▶ [AIM OF THE TASK]
Give the count of lines in the data that include "вносятся", with no other words.

[Dataset rows]
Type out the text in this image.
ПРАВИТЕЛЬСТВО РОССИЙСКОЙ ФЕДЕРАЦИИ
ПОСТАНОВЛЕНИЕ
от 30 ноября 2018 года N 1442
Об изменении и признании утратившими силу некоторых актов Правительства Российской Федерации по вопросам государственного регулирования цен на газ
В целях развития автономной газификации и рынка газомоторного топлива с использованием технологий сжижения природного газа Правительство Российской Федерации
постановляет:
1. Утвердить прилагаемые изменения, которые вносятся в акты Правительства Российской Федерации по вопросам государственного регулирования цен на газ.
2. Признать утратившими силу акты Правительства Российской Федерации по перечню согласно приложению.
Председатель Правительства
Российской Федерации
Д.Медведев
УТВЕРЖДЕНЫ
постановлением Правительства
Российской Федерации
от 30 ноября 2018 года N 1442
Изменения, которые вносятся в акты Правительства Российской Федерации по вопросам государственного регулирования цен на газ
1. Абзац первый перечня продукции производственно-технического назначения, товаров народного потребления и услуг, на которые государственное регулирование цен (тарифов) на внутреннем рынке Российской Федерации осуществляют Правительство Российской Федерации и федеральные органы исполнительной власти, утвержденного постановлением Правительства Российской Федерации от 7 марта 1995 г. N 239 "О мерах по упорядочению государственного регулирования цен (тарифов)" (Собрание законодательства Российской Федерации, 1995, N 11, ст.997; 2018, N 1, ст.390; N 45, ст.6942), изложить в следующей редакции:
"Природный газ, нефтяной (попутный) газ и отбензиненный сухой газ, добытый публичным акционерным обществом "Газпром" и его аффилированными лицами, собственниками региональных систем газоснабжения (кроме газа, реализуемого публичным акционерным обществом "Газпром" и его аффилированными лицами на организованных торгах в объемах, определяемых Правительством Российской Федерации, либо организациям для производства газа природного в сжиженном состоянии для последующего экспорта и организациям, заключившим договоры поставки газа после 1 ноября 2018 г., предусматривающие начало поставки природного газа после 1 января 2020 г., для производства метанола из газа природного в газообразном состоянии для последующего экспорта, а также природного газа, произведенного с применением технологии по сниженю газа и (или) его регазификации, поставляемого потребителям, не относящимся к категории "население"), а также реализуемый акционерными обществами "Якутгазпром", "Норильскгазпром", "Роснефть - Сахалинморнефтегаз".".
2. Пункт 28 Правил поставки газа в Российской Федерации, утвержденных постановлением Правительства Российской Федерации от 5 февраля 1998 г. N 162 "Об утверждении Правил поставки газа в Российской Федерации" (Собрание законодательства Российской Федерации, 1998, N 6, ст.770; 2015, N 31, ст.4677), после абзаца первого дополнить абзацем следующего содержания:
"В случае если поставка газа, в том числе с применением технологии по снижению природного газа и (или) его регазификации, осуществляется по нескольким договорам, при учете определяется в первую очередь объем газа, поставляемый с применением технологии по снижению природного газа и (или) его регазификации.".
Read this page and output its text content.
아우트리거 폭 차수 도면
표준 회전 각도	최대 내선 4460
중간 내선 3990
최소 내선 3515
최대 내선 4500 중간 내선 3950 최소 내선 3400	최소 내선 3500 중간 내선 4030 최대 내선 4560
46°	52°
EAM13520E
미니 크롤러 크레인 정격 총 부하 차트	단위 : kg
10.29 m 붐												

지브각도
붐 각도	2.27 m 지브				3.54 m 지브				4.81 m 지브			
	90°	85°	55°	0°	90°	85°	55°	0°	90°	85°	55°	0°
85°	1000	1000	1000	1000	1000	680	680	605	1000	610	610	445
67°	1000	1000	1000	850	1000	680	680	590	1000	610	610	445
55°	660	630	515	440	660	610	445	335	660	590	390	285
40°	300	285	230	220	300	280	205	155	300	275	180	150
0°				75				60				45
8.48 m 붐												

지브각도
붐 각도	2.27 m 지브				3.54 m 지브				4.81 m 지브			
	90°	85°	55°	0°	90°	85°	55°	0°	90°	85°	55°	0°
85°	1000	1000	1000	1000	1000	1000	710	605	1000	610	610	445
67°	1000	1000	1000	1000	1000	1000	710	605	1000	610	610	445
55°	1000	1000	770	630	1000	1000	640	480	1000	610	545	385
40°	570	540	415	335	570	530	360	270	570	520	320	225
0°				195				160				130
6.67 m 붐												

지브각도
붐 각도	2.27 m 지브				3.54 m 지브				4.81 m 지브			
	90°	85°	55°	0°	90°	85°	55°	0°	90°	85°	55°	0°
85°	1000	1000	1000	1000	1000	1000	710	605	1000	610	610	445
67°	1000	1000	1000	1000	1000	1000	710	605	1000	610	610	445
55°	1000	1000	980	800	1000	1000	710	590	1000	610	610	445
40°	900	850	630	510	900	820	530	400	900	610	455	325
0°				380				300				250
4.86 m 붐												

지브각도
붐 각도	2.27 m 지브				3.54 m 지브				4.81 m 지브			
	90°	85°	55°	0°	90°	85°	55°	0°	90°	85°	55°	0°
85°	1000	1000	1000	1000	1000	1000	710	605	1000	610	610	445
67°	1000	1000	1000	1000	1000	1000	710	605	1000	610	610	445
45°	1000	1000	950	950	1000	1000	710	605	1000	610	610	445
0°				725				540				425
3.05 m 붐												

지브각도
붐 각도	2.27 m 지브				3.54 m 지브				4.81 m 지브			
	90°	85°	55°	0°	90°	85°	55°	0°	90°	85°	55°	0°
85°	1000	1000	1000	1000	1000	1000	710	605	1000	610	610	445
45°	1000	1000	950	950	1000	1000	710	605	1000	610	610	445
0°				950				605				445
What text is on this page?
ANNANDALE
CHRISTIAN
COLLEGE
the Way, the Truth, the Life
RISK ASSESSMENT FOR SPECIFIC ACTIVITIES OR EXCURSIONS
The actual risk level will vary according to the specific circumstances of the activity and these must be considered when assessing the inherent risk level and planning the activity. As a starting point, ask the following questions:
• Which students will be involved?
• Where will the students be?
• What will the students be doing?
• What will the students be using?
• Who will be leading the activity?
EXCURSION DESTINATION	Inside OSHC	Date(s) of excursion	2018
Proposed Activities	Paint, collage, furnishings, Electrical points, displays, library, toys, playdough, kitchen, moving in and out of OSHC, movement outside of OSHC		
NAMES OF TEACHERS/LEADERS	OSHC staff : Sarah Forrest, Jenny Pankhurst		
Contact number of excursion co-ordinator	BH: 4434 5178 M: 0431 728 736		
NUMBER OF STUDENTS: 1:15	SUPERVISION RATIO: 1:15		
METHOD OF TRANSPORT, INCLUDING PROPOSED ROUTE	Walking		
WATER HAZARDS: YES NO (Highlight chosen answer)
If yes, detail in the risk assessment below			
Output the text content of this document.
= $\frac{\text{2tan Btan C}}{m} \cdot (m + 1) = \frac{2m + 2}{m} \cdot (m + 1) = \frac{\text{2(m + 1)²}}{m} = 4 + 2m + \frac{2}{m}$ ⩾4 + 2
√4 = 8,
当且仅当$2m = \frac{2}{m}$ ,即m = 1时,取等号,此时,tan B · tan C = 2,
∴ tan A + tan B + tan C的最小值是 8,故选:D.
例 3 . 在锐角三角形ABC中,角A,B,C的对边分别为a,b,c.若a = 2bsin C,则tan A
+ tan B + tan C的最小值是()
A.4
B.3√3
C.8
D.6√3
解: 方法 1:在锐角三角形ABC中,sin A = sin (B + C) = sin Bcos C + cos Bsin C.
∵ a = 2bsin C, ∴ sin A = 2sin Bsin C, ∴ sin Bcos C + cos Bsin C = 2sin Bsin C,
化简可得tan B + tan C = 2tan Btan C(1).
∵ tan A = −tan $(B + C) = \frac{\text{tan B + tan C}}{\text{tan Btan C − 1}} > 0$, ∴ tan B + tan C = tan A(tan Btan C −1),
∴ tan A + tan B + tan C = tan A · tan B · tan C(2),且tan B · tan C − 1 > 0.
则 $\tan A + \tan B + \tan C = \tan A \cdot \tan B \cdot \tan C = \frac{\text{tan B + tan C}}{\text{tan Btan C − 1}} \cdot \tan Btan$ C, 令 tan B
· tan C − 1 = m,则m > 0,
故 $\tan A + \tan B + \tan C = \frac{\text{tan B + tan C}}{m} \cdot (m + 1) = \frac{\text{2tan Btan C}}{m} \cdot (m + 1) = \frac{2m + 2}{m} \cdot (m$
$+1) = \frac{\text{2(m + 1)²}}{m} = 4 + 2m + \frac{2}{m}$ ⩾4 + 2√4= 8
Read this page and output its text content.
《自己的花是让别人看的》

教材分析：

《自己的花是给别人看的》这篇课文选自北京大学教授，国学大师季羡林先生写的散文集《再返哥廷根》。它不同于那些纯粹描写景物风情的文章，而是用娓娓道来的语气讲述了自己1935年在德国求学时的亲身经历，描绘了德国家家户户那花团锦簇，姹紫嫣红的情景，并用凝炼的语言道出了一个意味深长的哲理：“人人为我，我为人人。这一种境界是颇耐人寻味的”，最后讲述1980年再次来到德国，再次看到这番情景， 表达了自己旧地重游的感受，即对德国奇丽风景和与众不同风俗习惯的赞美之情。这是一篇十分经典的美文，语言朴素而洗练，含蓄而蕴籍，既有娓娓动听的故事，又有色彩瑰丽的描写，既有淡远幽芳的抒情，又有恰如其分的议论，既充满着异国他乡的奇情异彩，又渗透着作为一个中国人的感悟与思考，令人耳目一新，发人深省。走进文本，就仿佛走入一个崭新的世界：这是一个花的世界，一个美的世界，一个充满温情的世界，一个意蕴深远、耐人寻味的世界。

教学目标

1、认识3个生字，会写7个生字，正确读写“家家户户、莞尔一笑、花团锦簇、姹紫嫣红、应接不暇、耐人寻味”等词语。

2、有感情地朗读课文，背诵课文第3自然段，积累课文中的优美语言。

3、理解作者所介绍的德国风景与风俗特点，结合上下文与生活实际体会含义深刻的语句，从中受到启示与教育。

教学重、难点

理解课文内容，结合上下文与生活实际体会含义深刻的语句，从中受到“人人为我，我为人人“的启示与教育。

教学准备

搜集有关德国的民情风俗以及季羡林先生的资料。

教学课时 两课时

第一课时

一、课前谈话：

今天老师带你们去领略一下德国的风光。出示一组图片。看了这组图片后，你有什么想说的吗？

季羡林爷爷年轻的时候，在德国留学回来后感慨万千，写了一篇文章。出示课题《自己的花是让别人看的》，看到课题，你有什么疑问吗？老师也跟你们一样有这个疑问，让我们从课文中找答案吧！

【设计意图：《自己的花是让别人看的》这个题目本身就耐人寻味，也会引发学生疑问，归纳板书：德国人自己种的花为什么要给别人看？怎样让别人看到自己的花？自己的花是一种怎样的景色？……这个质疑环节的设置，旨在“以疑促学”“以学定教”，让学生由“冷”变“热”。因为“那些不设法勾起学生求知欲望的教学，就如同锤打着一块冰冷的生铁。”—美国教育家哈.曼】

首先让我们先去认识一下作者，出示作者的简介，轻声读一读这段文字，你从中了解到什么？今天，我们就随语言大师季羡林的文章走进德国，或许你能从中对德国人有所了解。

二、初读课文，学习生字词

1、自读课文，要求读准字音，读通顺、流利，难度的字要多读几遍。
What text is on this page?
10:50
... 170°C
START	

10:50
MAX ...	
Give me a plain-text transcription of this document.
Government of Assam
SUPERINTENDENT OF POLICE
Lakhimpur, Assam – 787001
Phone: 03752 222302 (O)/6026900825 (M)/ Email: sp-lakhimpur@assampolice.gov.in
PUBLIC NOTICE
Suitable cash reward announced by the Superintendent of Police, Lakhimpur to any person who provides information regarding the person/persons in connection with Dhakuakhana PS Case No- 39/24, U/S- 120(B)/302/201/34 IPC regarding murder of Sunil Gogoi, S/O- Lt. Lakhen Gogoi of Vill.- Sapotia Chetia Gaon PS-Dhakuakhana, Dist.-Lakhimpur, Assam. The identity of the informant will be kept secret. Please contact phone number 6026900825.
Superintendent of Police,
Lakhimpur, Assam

▶ [THE SOLUTION]
2